▶ **Structured figure records**
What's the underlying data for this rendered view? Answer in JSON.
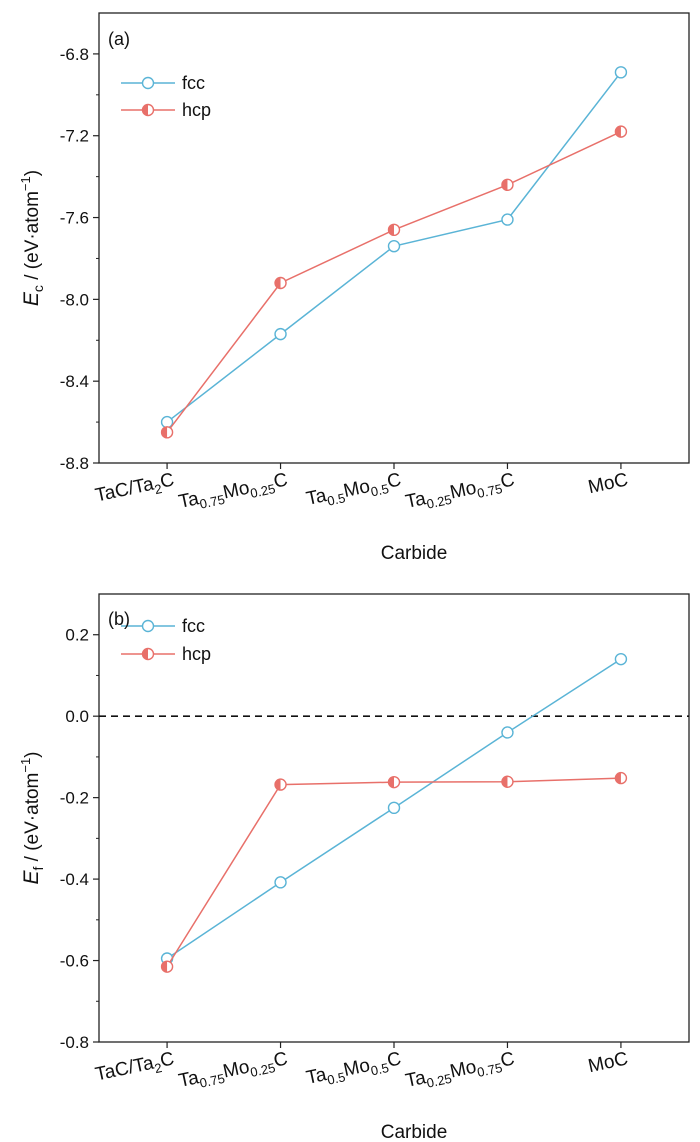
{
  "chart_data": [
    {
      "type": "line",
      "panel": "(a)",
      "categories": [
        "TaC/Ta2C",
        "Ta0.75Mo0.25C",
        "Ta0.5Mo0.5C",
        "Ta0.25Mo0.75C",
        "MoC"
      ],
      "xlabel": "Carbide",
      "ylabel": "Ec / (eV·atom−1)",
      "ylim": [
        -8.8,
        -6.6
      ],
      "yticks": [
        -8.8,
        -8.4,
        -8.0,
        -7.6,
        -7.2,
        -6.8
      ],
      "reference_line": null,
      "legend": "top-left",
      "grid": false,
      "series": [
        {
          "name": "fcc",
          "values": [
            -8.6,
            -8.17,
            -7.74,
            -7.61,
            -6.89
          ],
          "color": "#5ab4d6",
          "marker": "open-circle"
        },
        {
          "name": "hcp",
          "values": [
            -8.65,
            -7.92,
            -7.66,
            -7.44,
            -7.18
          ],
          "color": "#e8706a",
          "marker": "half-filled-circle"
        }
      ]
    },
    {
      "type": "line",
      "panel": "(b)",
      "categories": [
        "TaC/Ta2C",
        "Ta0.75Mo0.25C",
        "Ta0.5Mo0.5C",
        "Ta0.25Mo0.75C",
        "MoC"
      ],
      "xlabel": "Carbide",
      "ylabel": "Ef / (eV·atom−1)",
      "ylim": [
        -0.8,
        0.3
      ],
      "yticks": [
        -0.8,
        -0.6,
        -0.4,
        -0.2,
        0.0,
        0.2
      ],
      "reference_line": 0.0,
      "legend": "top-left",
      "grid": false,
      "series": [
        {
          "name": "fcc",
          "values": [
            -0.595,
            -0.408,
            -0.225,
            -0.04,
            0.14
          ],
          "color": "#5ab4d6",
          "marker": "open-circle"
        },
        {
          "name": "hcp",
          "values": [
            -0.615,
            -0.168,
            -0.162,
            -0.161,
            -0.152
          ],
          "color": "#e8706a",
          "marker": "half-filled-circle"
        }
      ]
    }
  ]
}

▶ **EXERCISE DIRECTIONS**
Copy every record above exactly, leaving out any pictures.

▶ **SOLUTION TO THIS TASK**
What's the underlying data for this rendered view? Answer in JSON.
{
  "chart_data": [
    {
      "type": "line",
      "panel": "(a)",
      "categories": [
        "TaC/Ta2C",
        "Ta0.75Mo0.25C",
        "Ta0.5Mo0.5C",
        "Ta0.25Mo0.75C",
        "MoC"
      ],
      "xlabel": "Carbide",
      "ylabel": "Ec / (eV·atom−1)",
      "ylim": [
        -8.8,
        -6.6
      ],
      "yticks": [
        -8.8,
        -8.4,
        -8.0,
        -7.6,
        -7.2,
        -6.8
      ],
      "reference_line": null,
      "legend": "top-left",
      "grid": false,
      "series": [
        {
          "name": "fcc",
          "values": [
            -8.6,
            -8.17,
            -7.74,
            -7.61,
            -6.89
          ],
          "color": "#5ab4d6",
          "marker": "open-circle"
        },
        {
          "name": "hcp",
          "values": [
            -8.65,
            -7.92,
            -7.66,
            -7.44,
            -7.18
          ],
          "color": "#e8706a",
          "marker": "half-filled-circle"
        }
      ]
    },
    {
      "type": "line",
      "panel": "(b)",
      "categories": [
        "TaC/Ta2C",
        "Ta0.75Mo0.25C",
        "Ta0.5Mo0.5C",
        "Ta0.25Mo0.75C",
        "MoC"
      ],
      "xlabel": "Carbide",
      "ylabel": "Ef / (eV·atom−1)",
      "ylim": [
        -0.8,
        0.3
      ],
      "yticks": [
        -0.8,
        -0.6,
        -0.4,
        -0.2,
        0.0,
        0.2
      ],
      "reference_line": 0.0,
      "legend": "top-left",
      "grid": false,
      "series": [
        {
          "name": "fcc",
          "values": [
            -0.595,
            -0.408,
            -0.225,
            -0.04,
            0.14
          ],
          "color": "#5ab4d6",
          "marker": "open-circle"
        },
        {
          "name": "hcp",
          "values": [
            -0.615,
            -0.168,
            -0.162,
            -0.161,
            -0.152
          ],
          "color": "#e8706a",
          "marker": "half-filled-circle"
        }
      ]
    }
  ]
}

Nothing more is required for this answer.